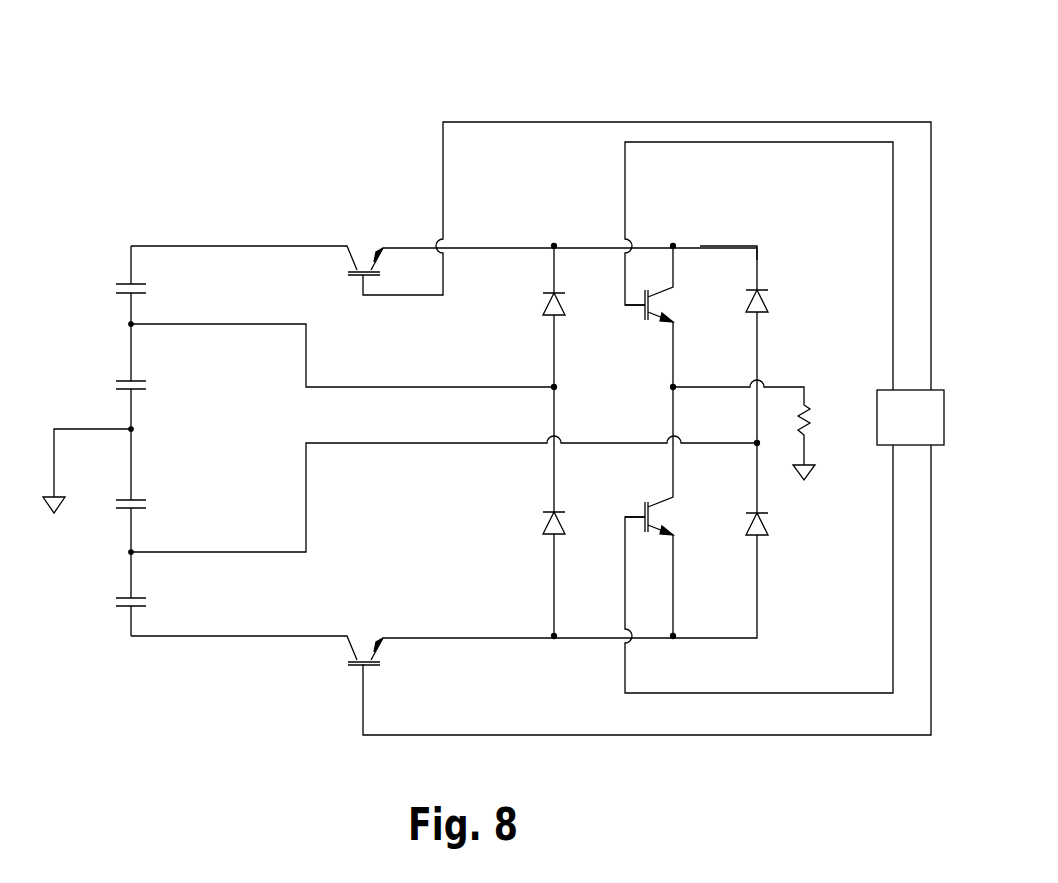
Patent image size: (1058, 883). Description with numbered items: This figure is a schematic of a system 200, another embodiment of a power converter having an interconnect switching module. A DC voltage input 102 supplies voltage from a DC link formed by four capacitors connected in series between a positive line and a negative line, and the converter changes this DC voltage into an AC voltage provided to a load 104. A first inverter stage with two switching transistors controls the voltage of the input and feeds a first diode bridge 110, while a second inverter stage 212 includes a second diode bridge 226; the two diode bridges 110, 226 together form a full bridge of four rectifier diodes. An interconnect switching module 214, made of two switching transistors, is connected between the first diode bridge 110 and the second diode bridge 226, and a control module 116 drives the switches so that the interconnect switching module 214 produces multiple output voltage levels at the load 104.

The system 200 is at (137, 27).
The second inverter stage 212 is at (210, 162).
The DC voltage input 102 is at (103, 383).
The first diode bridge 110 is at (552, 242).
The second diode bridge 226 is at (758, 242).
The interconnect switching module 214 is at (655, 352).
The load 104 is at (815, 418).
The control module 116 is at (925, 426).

==

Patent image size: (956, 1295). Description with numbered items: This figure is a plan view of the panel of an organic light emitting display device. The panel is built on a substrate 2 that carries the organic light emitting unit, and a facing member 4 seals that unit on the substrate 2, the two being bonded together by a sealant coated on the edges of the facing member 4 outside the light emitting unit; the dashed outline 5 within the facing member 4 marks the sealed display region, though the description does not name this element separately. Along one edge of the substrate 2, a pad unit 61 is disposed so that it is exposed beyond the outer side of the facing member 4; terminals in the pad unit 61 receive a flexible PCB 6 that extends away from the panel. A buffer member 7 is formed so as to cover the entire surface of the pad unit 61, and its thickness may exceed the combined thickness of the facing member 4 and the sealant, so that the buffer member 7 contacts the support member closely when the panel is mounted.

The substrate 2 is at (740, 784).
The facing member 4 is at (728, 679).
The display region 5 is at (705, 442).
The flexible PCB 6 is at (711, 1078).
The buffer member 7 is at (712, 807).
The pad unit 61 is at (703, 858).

* * *

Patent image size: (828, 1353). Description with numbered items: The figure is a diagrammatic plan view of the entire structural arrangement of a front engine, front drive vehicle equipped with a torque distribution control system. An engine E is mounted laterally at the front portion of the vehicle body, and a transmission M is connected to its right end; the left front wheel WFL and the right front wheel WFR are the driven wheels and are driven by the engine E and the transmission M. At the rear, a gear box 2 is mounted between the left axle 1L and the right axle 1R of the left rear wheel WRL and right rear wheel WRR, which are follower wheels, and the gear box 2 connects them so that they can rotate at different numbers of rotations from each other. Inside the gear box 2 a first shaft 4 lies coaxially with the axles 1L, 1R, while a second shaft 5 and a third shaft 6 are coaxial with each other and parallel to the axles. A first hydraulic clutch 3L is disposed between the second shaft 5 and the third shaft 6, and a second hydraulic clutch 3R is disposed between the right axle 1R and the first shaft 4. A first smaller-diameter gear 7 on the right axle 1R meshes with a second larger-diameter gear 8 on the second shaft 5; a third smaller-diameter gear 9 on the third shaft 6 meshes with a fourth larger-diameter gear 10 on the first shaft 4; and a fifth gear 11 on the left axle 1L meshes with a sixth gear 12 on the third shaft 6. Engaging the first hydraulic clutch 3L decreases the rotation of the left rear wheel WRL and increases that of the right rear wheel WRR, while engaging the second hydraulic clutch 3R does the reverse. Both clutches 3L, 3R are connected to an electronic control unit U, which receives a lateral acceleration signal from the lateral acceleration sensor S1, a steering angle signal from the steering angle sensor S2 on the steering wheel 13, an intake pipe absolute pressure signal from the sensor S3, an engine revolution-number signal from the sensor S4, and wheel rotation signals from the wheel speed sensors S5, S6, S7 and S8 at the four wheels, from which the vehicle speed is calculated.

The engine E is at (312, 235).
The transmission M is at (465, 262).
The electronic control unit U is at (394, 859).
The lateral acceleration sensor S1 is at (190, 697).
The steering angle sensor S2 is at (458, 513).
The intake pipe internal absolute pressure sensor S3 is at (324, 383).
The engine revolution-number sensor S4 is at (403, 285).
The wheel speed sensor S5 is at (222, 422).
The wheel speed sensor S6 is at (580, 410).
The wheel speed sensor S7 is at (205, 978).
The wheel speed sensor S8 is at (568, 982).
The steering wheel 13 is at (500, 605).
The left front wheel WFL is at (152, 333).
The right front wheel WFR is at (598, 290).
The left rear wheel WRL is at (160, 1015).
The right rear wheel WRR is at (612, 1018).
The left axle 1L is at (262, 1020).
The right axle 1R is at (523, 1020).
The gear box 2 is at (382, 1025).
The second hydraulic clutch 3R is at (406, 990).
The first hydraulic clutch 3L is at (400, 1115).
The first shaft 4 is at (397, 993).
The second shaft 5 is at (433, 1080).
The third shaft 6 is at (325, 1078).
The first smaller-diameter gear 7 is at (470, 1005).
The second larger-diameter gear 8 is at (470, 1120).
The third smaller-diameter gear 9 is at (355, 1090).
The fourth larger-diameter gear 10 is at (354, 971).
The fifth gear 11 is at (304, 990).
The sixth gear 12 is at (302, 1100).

Given problem » Reproduce verbatim the passage that opens with the line containing "Patent image size: (1058, 883)." and closes with the line containing "The control module 116 is at (925, 426).", including both of those lines.

Result »
Patent image size: (1058, 883). Description with numbered items: This figure is a schematic of a system 200, another embodiment of a power converter having an interconnect switching module. A DC voltage input 102 supplies voltage from a DC link formed by four capacitors connected in series between a positive line and a negative line, and the converter changes this DC voltage into an AC voltage provided to a load 104. A first inverter stage with two switching transistors controls the voltage of the input and feeds a first diode bridge 110, while a second inverter stage 212 includes a second diode bridge 226; the two diode bridges 110, 226 together form a full bridge of four rectifier diodes. An interconnect switching module 214, made of two switching transistors, is connected between the first diode bridge 110 and the second diode bridge 226, and a control module 116 drives the switches so that the interconnect switching module 214 produces multiple output voltage levels at the load 104.

The system 200 is at (137, 27).
The second inverter stage 212 is at (210, 162).
The DC voltage input 102 is at (103, 383).
The first diode bridge 110 is at (552, 242).
The second diode bridge 226 is at (758, 242).
The interconnect switching module 214 is at (655, 352).
The load 104 is at (815, 418).
The control module 116 is at (925, 426).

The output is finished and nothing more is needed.